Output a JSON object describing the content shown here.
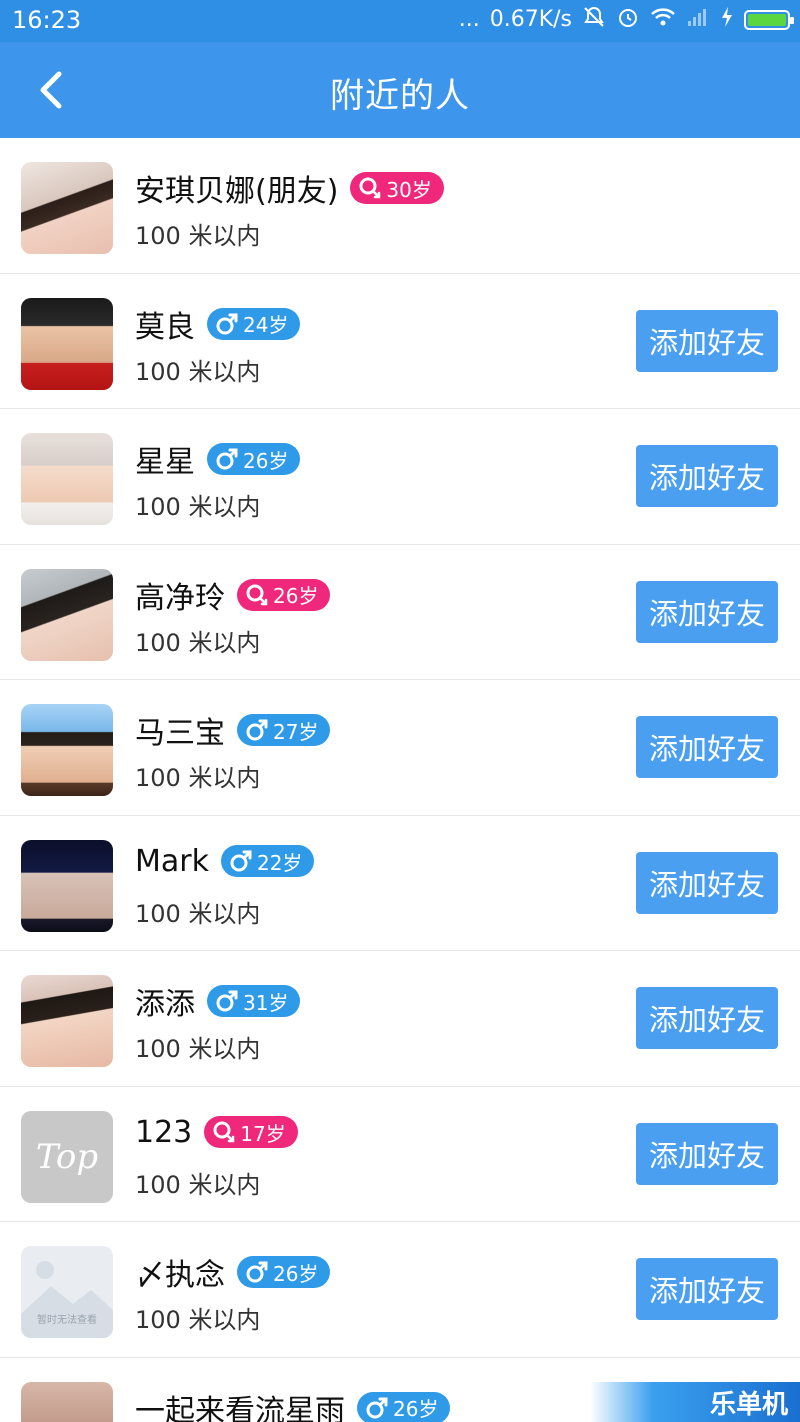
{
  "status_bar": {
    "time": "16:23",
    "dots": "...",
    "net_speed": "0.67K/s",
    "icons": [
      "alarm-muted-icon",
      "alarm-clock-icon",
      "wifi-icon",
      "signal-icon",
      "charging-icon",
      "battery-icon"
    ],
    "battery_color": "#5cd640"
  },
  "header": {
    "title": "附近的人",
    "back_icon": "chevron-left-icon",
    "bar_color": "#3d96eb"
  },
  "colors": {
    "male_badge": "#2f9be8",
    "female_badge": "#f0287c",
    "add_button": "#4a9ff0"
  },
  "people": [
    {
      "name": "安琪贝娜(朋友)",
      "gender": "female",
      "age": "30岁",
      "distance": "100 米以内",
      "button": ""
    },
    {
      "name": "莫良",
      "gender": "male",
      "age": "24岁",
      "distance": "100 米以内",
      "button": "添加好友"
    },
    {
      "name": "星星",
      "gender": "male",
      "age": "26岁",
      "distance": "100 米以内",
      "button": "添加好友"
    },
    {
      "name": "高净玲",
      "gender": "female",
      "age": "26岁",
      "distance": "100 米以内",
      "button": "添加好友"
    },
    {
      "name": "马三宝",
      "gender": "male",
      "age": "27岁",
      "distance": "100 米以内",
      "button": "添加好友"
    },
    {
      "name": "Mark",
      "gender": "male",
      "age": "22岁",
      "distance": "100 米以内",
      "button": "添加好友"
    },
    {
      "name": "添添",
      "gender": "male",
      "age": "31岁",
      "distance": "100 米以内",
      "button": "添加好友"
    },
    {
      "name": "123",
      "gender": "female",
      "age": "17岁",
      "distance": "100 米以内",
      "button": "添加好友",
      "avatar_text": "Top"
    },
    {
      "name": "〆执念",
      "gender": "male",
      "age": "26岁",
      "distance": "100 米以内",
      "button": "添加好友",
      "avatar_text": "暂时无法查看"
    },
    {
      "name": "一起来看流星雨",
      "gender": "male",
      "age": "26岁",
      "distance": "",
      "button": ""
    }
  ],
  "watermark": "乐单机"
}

------------------------------

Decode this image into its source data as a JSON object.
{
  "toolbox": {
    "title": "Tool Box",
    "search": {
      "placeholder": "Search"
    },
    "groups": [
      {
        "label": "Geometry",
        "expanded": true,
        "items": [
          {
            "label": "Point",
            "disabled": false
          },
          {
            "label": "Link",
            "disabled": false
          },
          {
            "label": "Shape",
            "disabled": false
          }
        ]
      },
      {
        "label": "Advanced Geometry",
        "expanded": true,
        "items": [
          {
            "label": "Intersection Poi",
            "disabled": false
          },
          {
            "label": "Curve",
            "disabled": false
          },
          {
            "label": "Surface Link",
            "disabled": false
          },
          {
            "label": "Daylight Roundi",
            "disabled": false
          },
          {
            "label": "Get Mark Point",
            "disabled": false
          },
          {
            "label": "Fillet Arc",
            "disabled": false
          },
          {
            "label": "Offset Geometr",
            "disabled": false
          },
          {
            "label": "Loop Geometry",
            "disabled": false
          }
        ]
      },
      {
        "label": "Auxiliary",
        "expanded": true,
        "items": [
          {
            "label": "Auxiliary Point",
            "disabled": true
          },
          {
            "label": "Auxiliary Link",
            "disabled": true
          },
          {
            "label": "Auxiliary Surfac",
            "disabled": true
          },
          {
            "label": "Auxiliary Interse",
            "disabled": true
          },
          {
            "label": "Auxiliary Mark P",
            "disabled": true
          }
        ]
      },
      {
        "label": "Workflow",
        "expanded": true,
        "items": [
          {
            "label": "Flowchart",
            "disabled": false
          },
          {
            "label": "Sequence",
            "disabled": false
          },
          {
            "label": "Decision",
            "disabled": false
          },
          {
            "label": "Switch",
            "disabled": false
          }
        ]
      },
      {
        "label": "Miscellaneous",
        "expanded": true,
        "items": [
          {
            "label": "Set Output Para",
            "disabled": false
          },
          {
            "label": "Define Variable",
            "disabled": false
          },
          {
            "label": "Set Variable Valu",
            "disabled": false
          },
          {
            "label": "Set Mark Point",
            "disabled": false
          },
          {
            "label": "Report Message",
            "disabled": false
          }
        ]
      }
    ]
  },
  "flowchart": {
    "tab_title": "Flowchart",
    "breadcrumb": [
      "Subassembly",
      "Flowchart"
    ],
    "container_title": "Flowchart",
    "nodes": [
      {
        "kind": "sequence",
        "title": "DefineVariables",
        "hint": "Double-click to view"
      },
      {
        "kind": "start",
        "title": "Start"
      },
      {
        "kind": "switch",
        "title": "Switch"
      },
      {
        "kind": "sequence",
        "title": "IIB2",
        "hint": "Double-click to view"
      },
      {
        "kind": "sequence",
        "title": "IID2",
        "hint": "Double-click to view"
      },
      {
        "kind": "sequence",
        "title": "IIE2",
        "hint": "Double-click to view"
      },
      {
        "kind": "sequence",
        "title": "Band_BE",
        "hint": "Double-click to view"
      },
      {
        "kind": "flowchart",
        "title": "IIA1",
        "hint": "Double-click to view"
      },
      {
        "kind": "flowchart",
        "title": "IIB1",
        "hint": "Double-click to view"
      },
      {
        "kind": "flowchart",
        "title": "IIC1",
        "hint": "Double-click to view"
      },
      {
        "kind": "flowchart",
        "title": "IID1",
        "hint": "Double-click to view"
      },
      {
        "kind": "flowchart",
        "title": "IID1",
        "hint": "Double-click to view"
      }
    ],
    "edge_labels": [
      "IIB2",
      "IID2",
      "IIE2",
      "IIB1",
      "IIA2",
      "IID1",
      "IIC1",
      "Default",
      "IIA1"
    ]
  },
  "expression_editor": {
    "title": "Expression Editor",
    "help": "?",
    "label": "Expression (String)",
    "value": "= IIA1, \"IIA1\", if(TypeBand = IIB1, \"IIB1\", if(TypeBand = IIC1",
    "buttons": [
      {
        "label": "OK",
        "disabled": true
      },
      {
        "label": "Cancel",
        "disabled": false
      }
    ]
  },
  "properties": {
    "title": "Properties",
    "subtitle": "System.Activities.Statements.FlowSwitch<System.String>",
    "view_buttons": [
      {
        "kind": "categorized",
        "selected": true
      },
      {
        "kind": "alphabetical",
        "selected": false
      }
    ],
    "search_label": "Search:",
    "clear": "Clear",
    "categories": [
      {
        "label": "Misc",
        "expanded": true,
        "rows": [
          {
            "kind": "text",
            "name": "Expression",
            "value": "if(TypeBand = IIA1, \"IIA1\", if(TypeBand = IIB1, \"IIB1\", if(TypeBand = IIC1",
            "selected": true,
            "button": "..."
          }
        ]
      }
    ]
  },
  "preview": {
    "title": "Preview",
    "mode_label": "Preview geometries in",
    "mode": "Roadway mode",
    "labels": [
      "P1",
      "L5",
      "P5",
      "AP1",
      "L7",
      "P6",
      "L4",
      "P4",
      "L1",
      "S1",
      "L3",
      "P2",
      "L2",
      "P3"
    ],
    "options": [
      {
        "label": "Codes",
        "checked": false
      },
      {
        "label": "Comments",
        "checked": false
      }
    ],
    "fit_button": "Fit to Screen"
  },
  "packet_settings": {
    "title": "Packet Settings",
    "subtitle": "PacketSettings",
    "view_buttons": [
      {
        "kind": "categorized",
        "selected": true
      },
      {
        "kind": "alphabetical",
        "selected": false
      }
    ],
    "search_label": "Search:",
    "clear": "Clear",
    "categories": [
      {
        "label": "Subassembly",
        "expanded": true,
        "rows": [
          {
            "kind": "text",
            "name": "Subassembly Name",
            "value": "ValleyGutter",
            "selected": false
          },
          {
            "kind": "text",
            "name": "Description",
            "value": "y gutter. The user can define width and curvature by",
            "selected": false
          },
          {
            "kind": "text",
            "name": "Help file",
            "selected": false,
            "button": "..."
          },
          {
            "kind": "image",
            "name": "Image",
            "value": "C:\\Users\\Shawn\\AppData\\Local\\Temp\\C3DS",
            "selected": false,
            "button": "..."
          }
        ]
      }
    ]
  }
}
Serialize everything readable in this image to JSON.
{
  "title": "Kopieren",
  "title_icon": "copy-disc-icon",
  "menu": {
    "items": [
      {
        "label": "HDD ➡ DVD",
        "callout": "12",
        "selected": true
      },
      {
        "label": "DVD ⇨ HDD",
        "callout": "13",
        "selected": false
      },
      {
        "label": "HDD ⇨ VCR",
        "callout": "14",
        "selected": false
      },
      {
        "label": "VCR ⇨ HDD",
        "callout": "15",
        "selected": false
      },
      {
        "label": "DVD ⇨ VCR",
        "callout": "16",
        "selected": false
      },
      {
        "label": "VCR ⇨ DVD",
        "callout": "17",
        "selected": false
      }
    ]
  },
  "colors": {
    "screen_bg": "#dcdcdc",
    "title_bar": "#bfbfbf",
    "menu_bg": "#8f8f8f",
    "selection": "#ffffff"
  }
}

------------------------------

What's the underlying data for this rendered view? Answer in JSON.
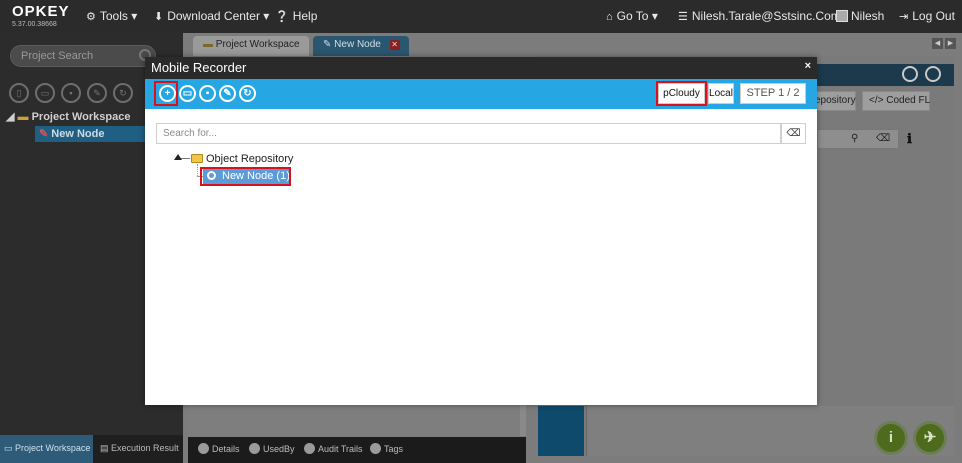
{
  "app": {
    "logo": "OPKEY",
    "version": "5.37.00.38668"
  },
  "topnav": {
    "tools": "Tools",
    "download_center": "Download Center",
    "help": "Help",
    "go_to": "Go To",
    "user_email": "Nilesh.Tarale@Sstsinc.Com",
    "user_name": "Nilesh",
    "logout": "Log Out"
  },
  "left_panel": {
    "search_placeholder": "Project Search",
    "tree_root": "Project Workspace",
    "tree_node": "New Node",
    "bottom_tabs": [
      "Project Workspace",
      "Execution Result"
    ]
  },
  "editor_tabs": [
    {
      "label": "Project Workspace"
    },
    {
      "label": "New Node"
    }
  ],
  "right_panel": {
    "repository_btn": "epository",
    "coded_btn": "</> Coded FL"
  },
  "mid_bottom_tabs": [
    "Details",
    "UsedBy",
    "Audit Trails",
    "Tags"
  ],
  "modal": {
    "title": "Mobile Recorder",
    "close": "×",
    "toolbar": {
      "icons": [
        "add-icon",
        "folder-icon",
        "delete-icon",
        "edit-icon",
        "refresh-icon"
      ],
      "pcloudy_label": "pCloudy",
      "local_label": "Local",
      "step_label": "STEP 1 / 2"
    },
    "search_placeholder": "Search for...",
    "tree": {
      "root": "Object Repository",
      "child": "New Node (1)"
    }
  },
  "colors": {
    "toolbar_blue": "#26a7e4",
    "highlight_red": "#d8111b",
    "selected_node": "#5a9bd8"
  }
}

------------------------------

- WORK INSTRUCTIONS: Every line of the listing that holds "Geometry" should be found and copied.

- FULL RESPONSE:
        "label": "Geometry",
        "label": "Advanced Geometry",
            "label": "Loop Geometry",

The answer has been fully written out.